Collection entries
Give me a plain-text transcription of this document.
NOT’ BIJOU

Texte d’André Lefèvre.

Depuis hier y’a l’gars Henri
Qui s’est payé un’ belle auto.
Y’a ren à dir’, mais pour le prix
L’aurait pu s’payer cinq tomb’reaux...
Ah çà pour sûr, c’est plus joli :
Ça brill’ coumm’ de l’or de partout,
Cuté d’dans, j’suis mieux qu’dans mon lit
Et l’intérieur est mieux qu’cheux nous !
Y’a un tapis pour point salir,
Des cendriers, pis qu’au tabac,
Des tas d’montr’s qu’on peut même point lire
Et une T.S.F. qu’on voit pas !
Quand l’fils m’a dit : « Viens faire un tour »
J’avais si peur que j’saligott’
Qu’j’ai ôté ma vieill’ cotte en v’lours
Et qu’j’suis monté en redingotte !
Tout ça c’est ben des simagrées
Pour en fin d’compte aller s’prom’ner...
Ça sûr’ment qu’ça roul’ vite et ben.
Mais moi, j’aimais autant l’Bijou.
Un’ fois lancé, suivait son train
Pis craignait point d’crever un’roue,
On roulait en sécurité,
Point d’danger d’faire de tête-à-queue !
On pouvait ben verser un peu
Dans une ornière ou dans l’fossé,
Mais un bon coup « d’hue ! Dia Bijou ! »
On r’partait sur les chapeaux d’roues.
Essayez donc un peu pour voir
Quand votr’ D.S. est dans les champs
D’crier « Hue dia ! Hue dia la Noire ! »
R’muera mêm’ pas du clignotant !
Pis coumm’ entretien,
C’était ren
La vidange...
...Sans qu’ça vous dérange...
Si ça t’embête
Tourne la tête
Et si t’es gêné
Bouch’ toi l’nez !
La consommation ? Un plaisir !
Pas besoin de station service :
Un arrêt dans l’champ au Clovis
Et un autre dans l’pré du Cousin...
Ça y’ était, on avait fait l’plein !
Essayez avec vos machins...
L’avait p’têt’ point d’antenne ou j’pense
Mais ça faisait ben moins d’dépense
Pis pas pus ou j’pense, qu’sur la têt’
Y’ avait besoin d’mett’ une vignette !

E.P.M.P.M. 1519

What is expected
Each record above must be given again exactly.

Result of this exercise
Give me a plain-text transcription of this document.
NOT’ BIJOU

Texte d’André Lefèvre.

Depuis hier y’a l’gars Henri
Qui s’est payé un’ belle auto.
Y’a ren à dir’, mais pour le prix
L’aurait pu s’payer cinq tomb’reaux...
Ah çà pour sûr, c’est plus joli :
Ça brill’ coumm’ de l’or de partout,
Cuté d’dans, j’suis mieux qu’dans mon lit
Et l’intérieur est mieux qu’cheux nous !
Y’a un tapis pour point salir,
Des cendriers, pis qu’au tabac,
Des tas d’montr’s qu’on peut même point lire
Et une T.S.F. qu’on voit pas !
Quand l’fils m’a dit : « Viens faire un tour »
J’avais si peur que j’saligott’
Qu’j’ai ôté ma vieill’ cotte en v’lours
Et qu’j’suis monté en redingotte !
Tout ça c’est ben des simagrées
Pour en fin d’compte aller s’prom’ner...
Ça sûr’ment qu’ça roul’ vite et ben.
Mais moi, j’aimais autant l’Bijou.
Un’ fois lancé, suivait son train
Pis craignait point d’crever un’roue,
On roulait en sécurité,
Point d’danger d’faire de tête-à-queue !
On pouvait ben verser un peu
Dans une ornière ou dans l’fossé,
Mais un bon coup « d’hue ! Dia Bijou ! »
On r’partait sur les chapeaux d’roues.
Essayez donc un peu pour voir
Quand votr’ D.S. est dans les champs
D’crier « Hue dia ! Hue dia la Noire ! »
R’muera mêm’ pas du clignotant !
Pis coumm’ entretien,
C’était ren
La vidange...
...Sans qu’ça vous dérange...
Si ça t’embête
Tourne la tête
Et si t’es gêné
Bouch’ toi l’nez !
La consommation ? Un plaisir !
Pas besoin de station service :
Un arrêt dans l’champ au Clovis
Et un autre dans l’pré du Cousin...
Ça y’ était, on avait fait l’plein !
Essayez avec vos machins...
L’avait p’têt’ point d’antenne ou j’pense
Mais ça faisait ben moins d’dépense
Pis pas pus ou j’pense, qu’sur la têt’
Y’ avait besoin d’mett’ une vignette !

E.P.M.P.M. 1519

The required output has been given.